**Stated goal:** Which lines contain the string "that"? Please list every one of them.
========
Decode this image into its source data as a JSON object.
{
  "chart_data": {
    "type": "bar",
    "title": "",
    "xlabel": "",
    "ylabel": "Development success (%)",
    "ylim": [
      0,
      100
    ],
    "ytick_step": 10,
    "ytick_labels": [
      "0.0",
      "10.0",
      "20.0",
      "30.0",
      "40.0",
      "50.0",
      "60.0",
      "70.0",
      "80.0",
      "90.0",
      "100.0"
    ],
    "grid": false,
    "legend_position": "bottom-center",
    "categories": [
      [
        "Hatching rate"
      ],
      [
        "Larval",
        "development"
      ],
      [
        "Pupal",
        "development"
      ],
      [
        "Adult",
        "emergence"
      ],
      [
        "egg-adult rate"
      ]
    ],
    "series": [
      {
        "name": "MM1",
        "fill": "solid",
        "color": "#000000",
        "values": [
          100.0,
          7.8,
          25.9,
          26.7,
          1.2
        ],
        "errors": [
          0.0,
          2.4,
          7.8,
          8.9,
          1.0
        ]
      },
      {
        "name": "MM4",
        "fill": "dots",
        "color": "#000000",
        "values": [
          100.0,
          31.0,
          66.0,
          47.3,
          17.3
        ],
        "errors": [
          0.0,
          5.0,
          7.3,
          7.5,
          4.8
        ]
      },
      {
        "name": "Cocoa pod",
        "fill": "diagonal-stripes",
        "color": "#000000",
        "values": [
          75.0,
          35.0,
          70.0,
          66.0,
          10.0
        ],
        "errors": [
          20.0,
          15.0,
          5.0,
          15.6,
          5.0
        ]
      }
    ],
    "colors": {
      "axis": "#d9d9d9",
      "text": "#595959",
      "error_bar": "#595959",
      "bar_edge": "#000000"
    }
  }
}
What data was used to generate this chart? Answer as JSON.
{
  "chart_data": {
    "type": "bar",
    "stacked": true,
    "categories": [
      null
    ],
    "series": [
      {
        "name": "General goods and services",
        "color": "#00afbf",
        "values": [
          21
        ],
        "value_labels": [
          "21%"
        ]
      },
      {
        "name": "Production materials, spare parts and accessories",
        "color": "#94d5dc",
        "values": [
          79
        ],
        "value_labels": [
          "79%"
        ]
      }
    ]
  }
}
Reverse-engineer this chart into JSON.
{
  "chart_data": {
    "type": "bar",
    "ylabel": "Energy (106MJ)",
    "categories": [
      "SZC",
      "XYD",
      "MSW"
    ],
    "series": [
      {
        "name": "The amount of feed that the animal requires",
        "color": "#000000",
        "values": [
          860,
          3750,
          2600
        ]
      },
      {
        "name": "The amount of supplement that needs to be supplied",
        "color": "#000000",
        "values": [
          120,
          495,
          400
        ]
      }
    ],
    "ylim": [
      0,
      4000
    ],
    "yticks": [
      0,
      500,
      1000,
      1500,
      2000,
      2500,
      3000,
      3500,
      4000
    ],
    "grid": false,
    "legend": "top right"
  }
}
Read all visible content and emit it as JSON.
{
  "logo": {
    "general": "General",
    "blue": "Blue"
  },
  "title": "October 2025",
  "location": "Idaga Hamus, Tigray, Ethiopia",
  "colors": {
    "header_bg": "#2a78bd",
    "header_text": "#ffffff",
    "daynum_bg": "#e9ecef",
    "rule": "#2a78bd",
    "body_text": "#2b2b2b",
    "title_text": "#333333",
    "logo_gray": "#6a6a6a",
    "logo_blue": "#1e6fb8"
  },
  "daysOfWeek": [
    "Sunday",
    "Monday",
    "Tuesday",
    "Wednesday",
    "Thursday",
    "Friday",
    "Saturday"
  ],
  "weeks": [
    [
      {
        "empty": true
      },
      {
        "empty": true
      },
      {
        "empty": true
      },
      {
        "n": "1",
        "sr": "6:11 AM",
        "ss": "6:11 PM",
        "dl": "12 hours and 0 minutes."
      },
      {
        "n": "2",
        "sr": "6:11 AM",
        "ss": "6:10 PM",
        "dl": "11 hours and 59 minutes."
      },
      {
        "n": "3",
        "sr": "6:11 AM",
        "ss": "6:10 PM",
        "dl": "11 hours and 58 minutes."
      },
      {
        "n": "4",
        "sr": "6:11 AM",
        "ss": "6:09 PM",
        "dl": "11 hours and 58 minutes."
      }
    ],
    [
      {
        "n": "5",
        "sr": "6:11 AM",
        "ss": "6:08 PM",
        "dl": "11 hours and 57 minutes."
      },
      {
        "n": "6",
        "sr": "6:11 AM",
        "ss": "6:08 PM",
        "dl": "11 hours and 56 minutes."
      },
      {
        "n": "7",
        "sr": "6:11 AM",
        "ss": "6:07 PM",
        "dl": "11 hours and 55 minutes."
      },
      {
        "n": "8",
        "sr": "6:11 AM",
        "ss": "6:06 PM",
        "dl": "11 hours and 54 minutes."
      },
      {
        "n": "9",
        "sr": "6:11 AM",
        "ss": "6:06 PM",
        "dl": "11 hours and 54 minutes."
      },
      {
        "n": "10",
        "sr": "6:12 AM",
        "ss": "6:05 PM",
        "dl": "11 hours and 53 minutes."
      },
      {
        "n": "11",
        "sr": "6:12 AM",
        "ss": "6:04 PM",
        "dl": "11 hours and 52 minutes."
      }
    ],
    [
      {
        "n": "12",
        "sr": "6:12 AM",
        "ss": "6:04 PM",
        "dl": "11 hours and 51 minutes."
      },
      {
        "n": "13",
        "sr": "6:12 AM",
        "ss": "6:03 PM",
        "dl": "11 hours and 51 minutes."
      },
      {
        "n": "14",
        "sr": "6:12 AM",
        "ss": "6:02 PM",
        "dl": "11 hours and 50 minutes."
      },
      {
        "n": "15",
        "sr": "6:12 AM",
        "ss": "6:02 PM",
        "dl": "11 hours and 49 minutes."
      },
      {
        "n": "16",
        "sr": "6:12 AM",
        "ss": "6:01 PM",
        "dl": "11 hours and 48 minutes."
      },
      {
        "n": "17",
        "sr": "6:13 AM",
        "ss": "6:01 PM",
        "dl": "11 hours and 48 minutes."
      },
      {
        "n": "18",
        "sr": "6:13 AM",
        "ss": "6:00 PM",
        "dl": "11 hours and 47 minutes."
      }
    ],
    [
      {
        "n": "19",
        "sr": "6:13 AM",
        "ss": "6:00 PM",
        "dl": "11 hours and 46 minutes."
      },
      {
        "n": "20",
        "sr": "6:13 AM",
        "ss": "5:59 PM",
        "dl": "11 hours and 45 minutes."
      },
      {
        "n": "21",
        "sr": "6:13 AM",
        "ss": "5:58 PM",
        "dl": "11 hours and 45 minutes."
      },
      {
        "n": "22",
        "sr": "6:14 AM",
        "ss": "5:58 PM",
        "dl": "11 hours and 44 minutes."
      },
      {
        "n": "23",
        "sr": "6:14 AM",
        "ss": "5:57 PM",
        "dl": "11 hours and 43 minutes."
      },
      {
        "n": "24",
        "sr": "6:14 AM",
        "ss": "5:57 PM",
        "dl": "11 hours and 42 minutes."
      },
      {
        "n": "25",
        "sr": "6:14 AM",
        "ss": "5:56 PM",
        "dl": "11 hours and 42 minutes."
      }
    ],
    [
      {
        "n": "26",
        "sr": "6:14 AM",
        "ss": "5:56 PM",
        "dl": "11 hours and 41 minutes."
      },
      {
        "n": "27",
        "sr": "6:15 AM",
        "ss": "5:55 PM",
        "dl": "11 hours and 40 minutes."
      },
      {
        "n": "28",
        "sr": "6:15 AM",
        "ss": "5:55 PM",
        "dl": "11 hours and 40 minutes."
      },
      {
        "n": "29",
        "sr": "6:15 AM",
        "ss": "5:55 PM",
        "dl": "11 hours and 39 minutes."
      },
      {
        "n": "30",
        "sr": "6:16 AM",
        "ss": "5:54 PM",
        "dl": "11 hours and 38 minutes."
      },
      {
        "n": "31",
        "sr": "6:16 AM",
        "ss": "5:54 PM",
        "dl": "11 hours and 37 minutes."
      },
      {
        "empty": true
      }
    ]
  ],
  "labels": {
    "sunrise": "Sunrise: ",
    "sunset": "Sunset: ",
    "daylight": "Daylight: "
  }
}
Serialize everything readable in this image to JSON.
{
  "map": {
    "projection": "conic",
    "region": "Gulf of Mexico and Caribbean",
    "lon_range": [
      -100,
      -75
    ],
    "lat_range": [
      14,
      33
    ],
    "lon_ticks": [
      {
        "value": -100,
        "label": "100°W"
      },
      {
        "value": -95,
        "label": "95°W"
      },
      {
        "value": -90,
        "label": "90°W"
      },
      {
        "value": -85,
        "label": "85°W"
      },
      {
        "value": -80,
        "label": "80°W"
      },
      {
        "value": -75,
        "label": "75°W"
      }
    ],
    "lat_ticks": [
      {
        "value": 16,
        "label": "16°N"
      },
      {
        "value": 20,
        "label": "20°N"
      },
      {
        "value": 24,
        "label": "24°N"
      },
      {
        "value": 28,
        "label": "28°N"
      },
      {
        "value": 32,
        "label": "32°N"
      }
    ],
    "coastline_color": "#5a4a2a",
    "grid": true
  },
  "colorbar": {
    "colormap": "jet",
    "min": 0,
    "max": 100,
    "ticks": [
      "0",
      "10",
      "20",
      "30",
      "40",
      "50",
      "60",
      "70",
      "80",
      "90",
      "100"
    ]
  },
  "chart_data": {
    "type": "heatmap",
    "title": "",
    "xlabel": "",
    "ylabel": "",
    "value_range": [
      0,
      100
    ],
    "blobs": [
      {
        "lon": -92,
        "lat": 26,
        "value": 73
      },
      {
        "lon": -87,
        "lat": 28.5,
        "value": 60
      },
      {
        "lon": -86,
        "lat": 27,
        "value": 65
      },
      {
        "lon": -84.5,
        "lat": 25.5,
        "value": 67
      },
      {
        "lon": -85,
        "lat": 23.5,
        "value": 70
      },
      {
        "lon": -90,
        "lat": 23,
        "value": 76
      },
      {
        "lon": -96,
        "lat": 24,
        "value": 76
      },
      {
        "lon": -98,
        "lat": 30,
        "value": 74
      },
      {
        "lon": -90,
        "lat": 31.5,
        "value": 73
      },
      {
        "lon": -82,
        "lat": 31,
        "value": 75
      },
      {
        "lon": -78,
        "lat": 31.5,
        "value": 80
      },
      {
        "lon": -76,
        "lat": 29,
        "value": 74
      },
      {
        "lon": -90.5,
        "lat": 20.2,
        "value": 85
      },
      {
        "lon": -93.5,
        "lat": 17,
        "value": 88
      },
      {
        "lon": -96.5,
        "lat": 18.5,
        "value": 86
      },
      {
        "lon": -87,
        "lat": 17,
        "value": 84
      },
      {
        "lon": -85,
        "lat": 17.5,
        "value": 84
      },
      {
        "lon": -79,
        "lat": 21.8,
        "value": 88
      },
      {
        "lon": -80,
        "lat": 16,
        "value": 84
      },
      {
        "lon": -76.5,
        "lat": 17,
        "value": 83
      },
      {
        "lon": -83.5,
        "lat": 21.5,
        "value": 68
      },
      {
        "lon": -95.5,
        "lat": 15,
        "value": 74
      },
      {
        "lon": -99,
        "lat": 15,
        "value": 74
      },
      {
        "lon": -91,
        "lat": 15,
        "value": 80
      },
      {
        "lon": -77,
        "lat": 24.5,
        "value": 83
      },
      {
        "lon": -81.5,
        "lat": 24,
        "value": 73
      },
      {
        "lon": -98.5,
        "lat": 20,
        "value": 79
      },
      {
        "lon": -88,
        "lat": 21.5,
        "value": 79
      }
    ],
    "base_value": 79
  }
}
========
**Solution to this problem:**
        "name": "The amount of feed that the animal requires",
        "name": "The amount of supplement that needs to be supplied",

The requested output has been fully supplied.